(What is expected): Reproduce the full listing that appears beneath this instruction exactly.

--- START OF Available data ---

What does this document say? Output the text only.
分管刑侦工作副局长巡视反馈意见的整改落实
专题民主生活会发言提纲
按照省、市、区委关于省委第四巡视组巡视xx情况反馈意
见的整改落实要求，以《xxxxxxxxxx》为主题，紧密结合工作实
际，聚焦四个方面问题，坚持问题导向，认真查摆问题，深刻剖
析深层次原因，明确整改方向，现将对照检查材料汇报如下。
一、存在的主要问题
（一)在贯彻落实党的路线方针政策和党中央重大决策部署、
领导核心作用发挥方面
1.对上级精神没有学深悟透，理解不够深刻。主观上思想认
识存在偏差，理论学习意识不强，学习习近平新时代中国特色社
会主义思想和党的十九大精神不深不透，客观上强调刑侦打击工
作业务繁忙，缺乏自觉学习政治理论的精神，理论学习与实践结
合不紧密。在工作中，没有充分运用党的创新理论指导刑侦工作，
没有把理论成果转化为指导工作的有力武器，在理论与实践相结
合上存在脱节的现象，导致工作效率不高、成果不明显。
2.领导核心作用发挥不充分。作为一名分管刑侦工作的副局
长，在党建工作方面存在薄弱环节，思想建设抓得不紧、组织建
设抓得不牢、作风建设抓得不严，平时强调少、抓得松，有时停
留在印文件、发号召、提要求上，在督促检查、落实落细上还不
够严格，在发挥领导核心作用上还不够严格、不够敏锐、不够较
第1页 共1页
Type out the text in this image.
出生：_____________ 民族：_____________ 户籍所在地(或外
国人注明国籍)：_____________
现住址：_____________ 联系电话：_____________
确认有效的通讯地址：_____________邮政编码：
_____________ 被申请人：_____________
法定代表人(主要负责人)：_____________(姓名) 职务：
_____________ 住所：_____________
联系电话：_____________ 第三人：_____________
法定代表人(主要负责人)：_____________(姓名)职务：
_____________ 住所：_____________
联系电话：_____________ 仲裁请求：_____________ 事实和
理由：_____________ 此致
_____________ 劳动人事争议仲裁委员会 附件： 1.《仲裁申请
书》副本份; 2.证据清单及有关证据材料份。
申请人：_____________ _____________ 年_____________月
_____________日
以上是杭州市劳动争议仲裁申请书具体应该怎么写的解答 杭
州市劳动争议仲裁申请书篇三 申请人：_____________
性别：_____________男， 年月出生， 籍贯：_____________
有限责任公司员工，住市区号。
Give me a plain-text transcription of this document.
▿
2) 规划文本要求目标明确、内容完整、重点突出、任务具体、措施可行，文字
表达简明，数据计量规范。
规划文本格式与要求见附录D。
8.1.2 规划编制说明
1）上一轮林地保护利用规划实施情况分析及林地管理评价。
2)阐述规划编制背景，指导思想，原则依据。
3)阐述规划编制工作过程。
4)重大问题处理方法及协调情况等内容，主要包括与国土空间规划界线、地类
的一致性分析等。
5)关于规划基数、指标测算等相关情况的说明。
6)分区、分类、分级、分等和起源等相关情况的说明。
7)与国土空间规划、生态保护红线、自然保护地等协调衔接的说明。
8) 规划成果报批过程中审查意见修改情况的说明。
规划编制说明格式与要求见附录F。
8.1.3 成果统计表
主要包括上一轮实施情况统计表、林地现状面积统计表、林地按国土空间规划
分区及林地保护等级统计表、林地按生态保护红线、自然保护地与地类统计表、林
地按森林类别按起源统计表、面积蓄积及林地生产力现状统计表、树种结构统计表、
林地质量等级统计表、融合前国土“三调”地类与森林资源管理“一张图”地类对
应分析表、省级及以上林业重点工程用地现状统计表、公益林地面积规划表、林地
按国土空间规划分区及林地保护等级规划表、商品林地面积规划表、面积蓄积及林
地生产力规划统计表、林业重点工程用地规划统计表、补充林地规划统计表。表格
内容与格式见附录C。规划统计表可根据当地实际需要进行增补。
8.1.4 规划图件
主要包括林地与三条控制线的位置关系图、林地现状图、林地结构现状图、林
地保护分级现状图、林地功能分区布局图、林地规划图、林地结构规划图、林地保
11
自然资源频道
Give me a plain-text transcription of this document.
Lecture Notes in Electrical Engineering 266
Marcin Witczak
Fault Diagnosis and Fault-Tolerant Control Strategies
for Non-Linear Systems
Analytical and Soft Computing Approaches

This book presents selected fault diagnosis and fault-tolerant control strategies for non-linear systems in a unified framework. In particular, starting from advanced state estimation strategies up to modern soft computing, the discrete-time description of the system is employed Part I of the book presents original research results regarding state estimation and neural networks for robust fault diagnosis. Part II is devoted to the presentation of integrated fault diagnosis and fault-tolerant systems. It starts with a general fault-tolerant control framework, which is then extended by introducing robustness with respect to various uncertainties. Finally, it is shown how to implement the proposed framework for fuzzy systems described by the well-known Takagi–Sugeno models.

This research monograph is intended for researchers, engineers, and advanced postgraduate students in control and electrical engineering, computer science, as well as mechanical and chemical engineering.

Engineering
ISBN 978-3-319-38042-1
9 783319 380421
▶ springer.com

--- END OF Available data ---

(Worked answer):
What does this document say? Output the text only.
分管刑侦工作副局长巡视反馈意见的整改落实
专题民主生活会发言提纲
按照省、市、区委关于省委第四巡视组巡视xx情况反馈意
见的整改落实要求，以《xxxxxxxxxx》为主题，紧密结合工作实
际，聚焦四个方面问题，坚持问题导向，认真查摆问题，深刻剖
析深层次原因，明确整改方向，现将对照检查材料汇报如下。
一、存在的主要问题
（一)在贯彻落实党的路线方针政策和党中央重大决策部署、
领导核心作用发挥方面
1.对上级精神没有学深悟透，理解不够深刻。主观上思想认
识存在偏差，理论学习意识不强，学习习近平新时代中国特色社
会主义思想和党的十九大精神不深不透，客观上强调刑侦打击工
作业务繁忙，缺乏自觉学习政治理论的精神，理论学习与实践结
合不紧密。在工作中，没有充分运用党的创新理论指导刑侦工作，
没有把理论成果转化为指导工作的有力武器，在理论与实践相结
合上存在脱节的现象，导致工作效率不高、成果不明显。
2.领导核心作用发挥不充分。作为一名分管刑侦工作的副局
长，在党建工作方面存在薄弱环节，思想建设抓得不紧、组织建
设抓得不牢、作风建设抓得不严，平时强调少、抓得松，有时停
留在印文件、发号召、提要求上，在督促检查、落实落细上还不
够严格，在发挥领导核心作用上还不够严格、不够敏锐、不够较
第1页 共1页
Type out the text in this image.
出生：_____________ 民族：_____________ 户籍所在地(或外
国人注明国籍)：_____________
现住址：_____________ 联系电话：_____________
确认有效的通讯地址：_____________邮政编码：
_____________ 被申请人：_____________
法定代表人(主要负责人)：_____________(姓名) 职务：
_____________ 住所：_____________
联系电话：_____________ 第三人：_____________
法定代表人(主要负责人)：_____________(姓名)职务：
_____________ 住所：_____________
联系电话：_____________ 仲裁请求：_____________ 事实和
理由：_____________ 此致
_____________ 劳动人事争议仲裁委员会 附件： 1.《仲裁申请
书》副本份; 2.证据清单及有关证据材料份。
申请人：_____________ _____________ 年_____________月
_____________日
以上是杭州市劳动争议仲裁申请书具体应该怎么写的解答 杭
州市劳动争议仲裁申请书篇三 申请人：_____________
性别：_____________男， 年月出生， 籍贯：_____________
有限责任公司员工，住市区号。
Give me a plain-text transcription of this document.
▿
2) 规划文本要求目标明确、内容完整、重点突出、任务具体、措施可行，文字
表达简明，数据计量规范。
规划文本格式与要求见附录D。
8.1.2 规划编制说明
1）上一轮林地保护利用规划实施情况分析及林地管理评价。
2)阐述规划编制背景，指导思想，原则依据。
3)阐述规划编制工作过程。
4)重大问题处理方法及协调情况等内容，主要包括与国土空间规划界线、地类
的一致性分析等。
5)关于规划基数、指标测算等相关情况的说明。
6)分区、分类、分级、分等和起源等相关情况的说明。
7)与国土空间规划、生态保护红线、自然保护地等协调衔接的说明。
8) 规划成果报批过程中审查意见修改情况的说明。
规划编制说明格式与要求见附录F。
8.1.3 成果统计表
主要包括上一轮实施情况统计表、林地现状面积统计表、林地按国土空间规划
分区及林地保护等级统计表、林地按生态保护红线、自然保护地与地类统计表、林
地按森林类别按起源统计表、面积蓄积及林地生产力现状统计表、树种结构统计表、
林地质量等级统计表、融合前国土“三调”地类与森林资源管理“一张图”地类对
应分析表、省级及以上林业重点工程用地现状统计表、公益林地面积规划表、林地
按国土空间规划分区及林地保护等级规划表、商品林地面积规划表、面积蓄积及林
地生产力规划统计表、林业重点工程用地规划统计表、补充林地规划统计表。表格
内容与格式见附录C。规划统计表可根据当地实际需要进行增补。
8.1.4 规划图件
主要包括林地与三条控制线的位置关系图、林地现状图、林地结构现状图、林
地保护分级现状图、林地功能分区布局图、林地规划图、林地结构规划图、林地保
11
自然资源频道
Give me a plain-text transcription of this document.
Lecture Notes in Electrical Engineering 266
Marcin Witczak
Fault Diagnosis and Fault-Tolerant Control Strategies
for Non-Linear Systems
Analytical and Soft Computing Approaches

This book presents selected fault diagnosis and fault-tolerant control strategies for non-linear systems in a unified framework. In particular, starting from advanced state estimation strategies up to modern soft computing, the discrete-time description of the system is employed Part I of the book presents original research results regarding state estimation and neural networks for robust fault diagnosis. Part II is devoted to the presentation of integrated fault diagnosis and fault-tolerant systems. It starts with a general fault-tolerant control framework, which is then extended by introducing robustness with respect to various uncertainties. Finally, it is shown how to implement the proposed framework for fuzzy systems described by the well-known Takagi–Sugeno models.

This research monograph is intended for researchers, engineers, and advanced postgraduate students in control and electrical engineering, computer science, as well as mechanical and chemical engineering.

Engineering
ISBN 978-3-319-38042-1
9 783319 380421
▶ springer.com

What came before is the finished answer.